Source data:
[start]

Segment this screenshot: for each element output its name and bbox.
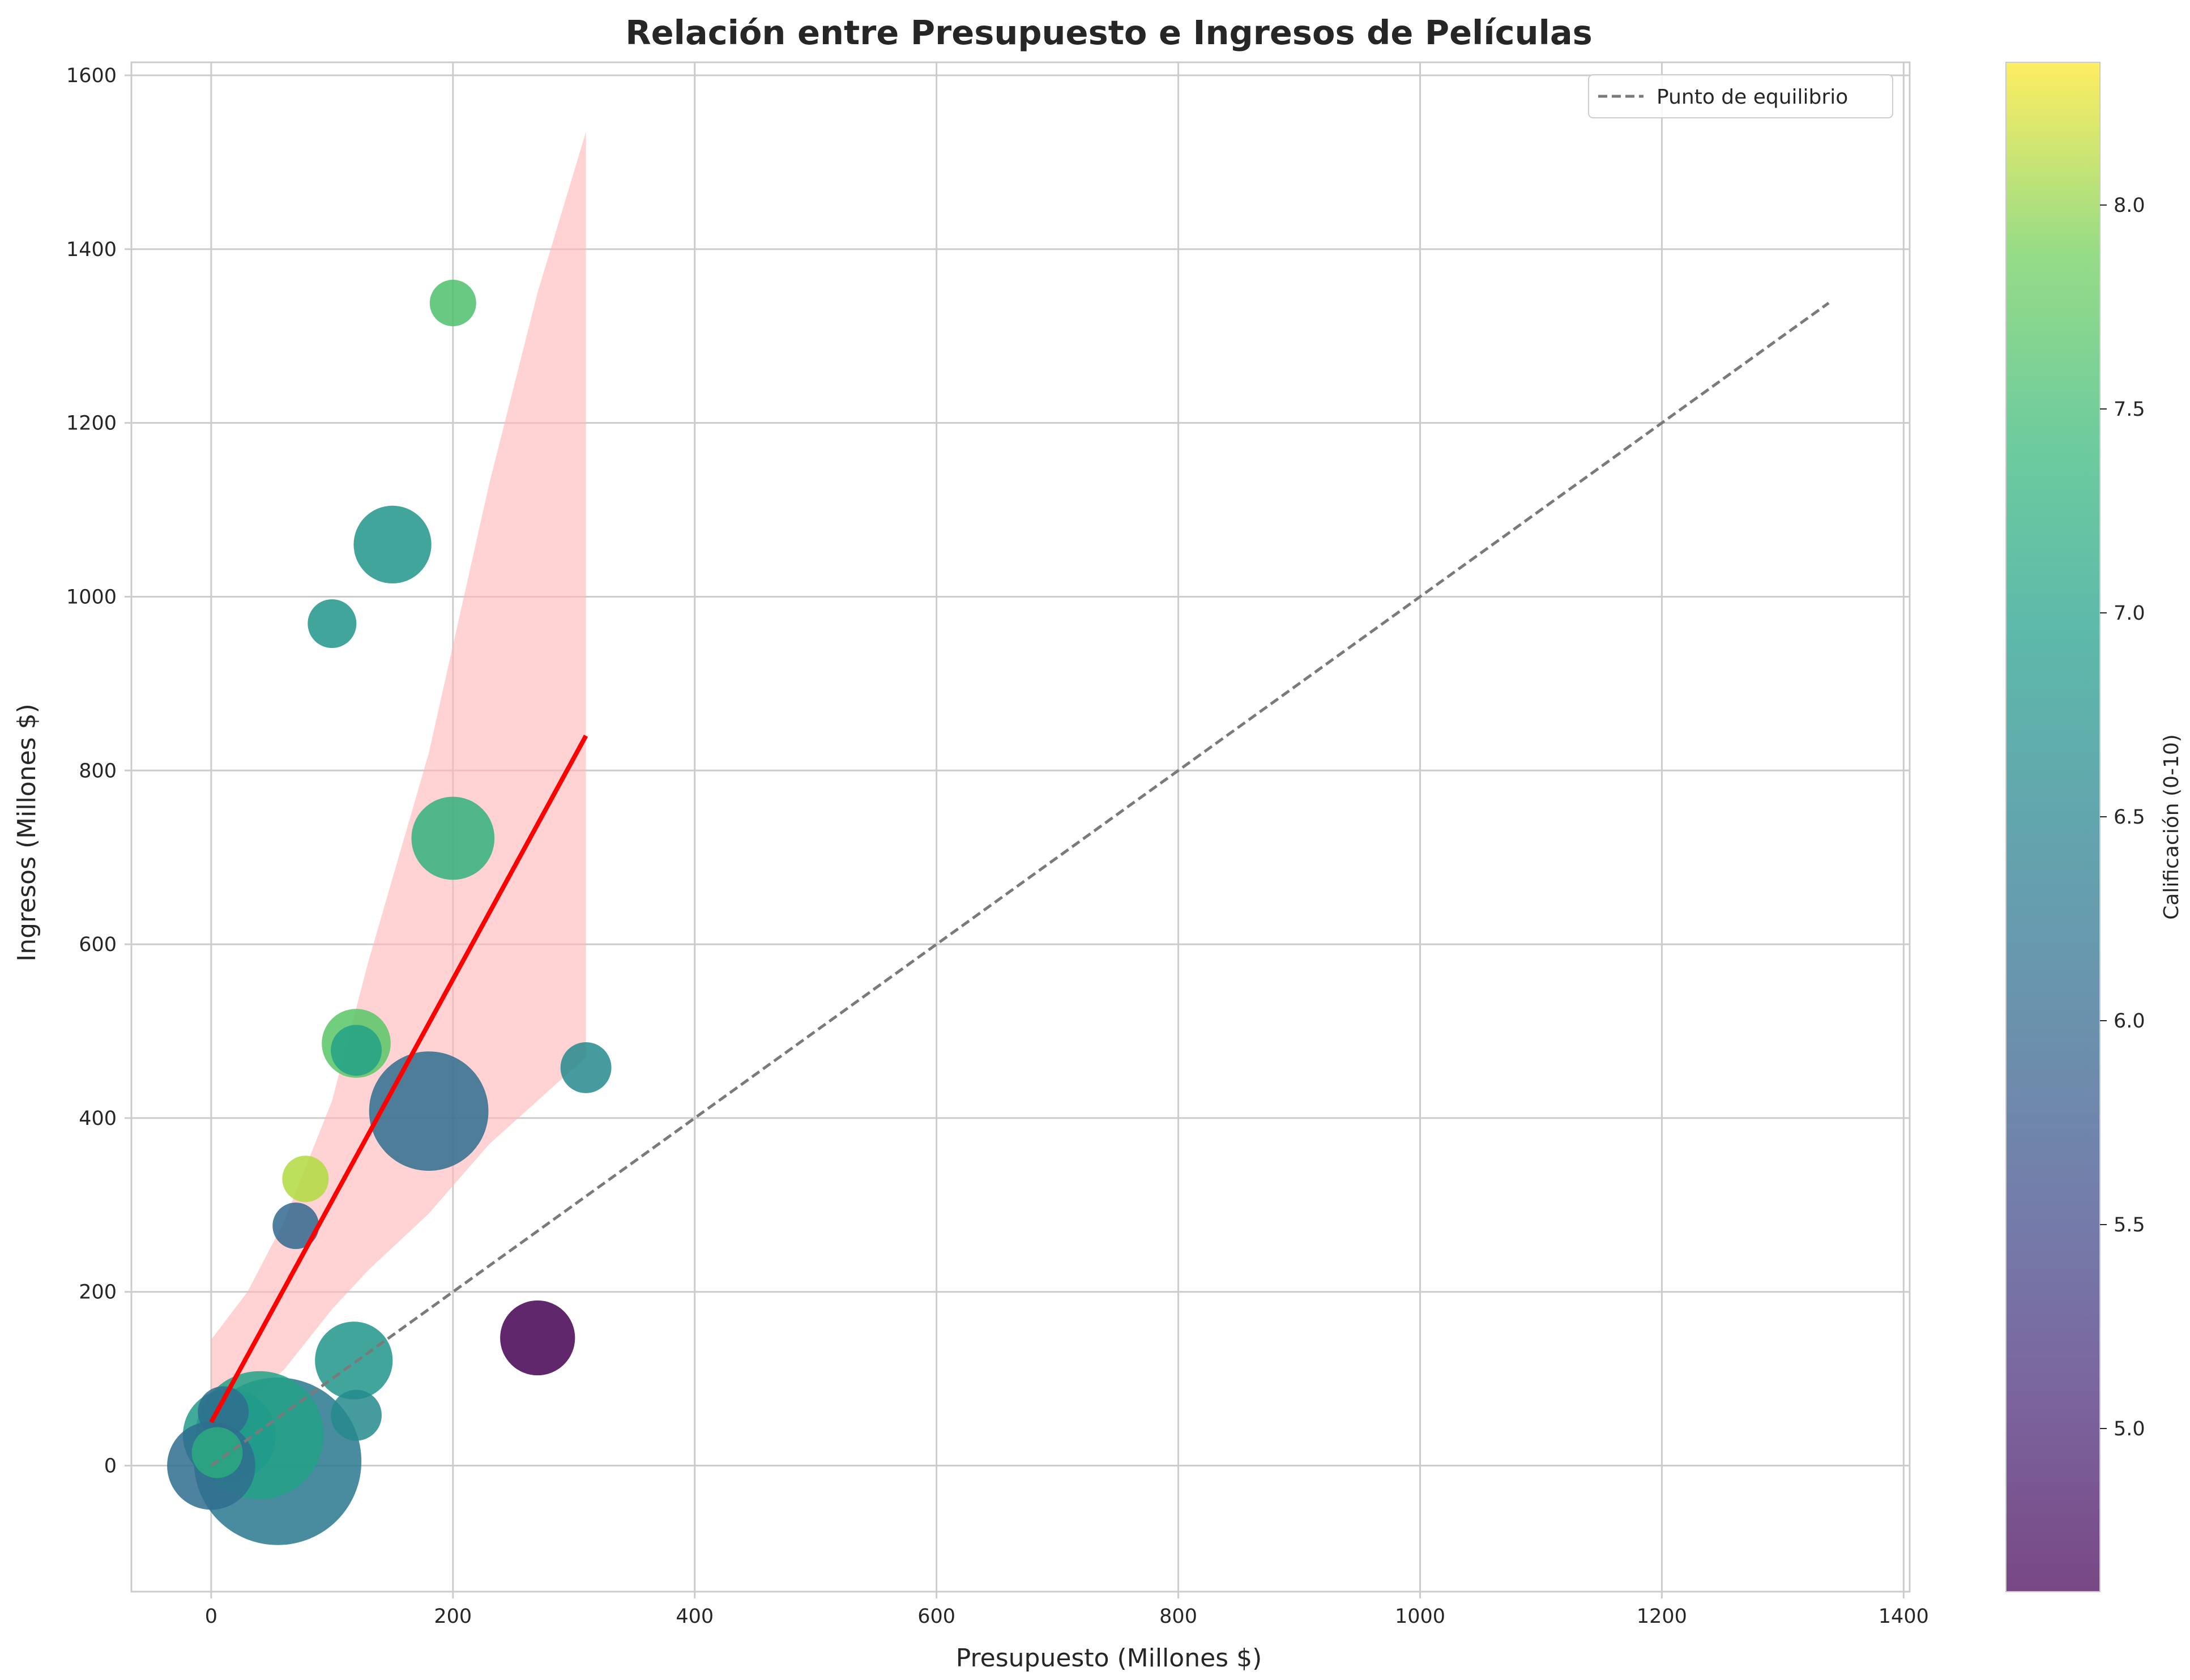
scatter-points-layer (167, 279, 612, 1545)
colorbar-tick-label: 7.0 (2114, 602, 2145, 625)
colorbar-gradient (2005, 62, 2101, 1592)
colorbar-label: Calificación (0-10) (2160, 734, 2183, 920)
x-tick-label: 400 (676, 1605, 714, 1628)
y-tick-label: 1000 (66, 586, 117, 608)
y-tick-label: 600 (79, 933, 117, 956)
scatter-point (429, 279, 476, 326)
colorbar: 5.0 5.5 6.0 6.5 7.0 7.5 8.0 Calificación (0-10… (2005, 62, 2183, 1592)
colorbar-tick-label: 7.5 (2114, 398, 2145, 421)
y-tick-label: 400 (79, 1107, 117, 1130)
scatter-point (315, 1321, 393, 1400)
confidence-band (211, 131, 586, 1435)
y-tick-label: 0 (104, 1455, 117, 1478)
scatter-point (272, 1203, 319, 1250)
tick-labels-layer: 0 200 400 600 800 1000 1200 1400 0 200 400 600 800 10… (66, 65, 1929, 1628)
colorbar-tick-label: 6.0 (2114, 1010, 2145, 1033)
trend-lines-layer (209, 301, 1830, 1467)
x-tick-label: 600 (917, 1605, 955, 1628)
scatter-point (411, 796, 495, 880)
scatter-point (198, 1386, 249, 1438)
x-tick-label: 1000 (1395, 1605, 1445, 1628)
scatter-point (331, 1025, 382, 1076)
x-tick-label: 200 (434, 1605, 472, 1628)
x-tick-label: 800 (1159, 1605, 1197, 1628)
colorbar-tick-label: 5.0 (2114, 1418, 2145, 1440)
scatter-point (331, 1389, 382, 1441)
scatter-point (191, 1427, 243, 1478)
colorbar-tick-label: 5.5 (2114, 1214, 2145, 1236)
plot-frame (130, 61, 1911, 1593)
colorbar-tick-label: 8.0 (2114, 194, 2145, 217)
breakeven-line (210, 301, 1830, 1467)
chart-title: Relación entre Presupuesto e Ingresos de… (625, 13, 1593, 52)
y-axis-label: Ingresos (Millones $) (12, 703, 41, 962)
scatter-point (560, 1042, 612, 1093)
x-tick-label: 1400 (1879, 1605, 1929, 1628)
grid-lines (131, 62, 1910, 1592)
scatter-point (282, 1155, 329, 1203)
y-tick-label: 800 (79, 760, 117, 782)
x-tick-label: 0 (205, 1605, 217, 1628)
legend: Punto de equilibrio (1588, 74, 1893, 118)
scatter-point (308, 599, 357, 649)
legend-box (1588, 74, 1893, 118)
scatter-point (353, 505, 432, 584)
x-tick-label: 1200 (1637, 1605, 1687, 1628)
x-axis-label: Presupuesto (Millones $) (956, 1644, 1262, 1673)
colorbar-tick-label: 6.5 (2114, 806, 2145, 829)
y-tick-label: 1400 (66, 238, 117, 261)
scatter-point (500, 1300, 575, 1376)
y-tick-label: 1200 (66, 412, 117, 435)
y-tick-label: 200 (79, 1281, 117, 1304)
colorbar-ticks: 5.0 5.5 6.0 6.5 7.0 7.5 8.0 (2100, 194, 2145, 1440)
y-tick-label: 1600 (66, 65, 117, 87)
regression-line (209, 735, 588, 1423)
legend-breakeven-label: Punto de equilibrio (1657, 86, 1848, 109)
scatter-point (369, 1051, 489, 1171)
confidence-band-layer (211, 131, 586, 1435)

[end]

Written instruction: Lay out the lines of the items above as a JSON list of strings, one string per line, starting at the line containing "scatter-points-layer (167, 279, 612, 1545)" and ending at the line containing "colorbar-tick-label: 6.0 (2114, 1010, 2145, 1033)", with blank lines omitted.

Complete answer:
[
  "scatter-points-layer (167, 279, 612, 1545)",
  "colorbar-tick-label: 7.0 (2114, 602, 2145, 625)",
  "colorbar-gradient (2005, 62, 2101, 1592)",
  "colorbar-label: Calificación (0-10) (2160, 734, 2183, 920)",
  "x-tick-label: 400 (676, 1605, 714, 1628)",
  "y-tick-label: 1000 (66, 586, 117, 608)",
  "y-tick-label: 600 (79, 933, 117, 956)",
  "scatter-point (429, 279, 476, 326)",
  "colorbar: 5.0 5.5 6.0 6.5 7.0 7.5 8.0 Calificación (0-10… (2005, 62, 2183, 1592)",
  "colorbar-tick-label: 7.5 (2114, 398, 2145, 421)",
  "y-tick-label: 400 (79, 1107, 117, 1130)",
  "scatter-point (315, 1321, 393, 1400)",
  "confidence-band (211, 131, 586, 1435)",
  "y-tick-label: 0 (104, 1455, 117, 1478)",
  "scatter-point (272, 1203, 319, 1250)",
  "tick-labels-layer: 0 200 400 600 800 1000 1200 1400 0 200 400 600 800 10… (66, 65, 1929, 1628)",
  "colorbar-tick-label: 6.0 (2114, 1010, 2145, 1033)"
]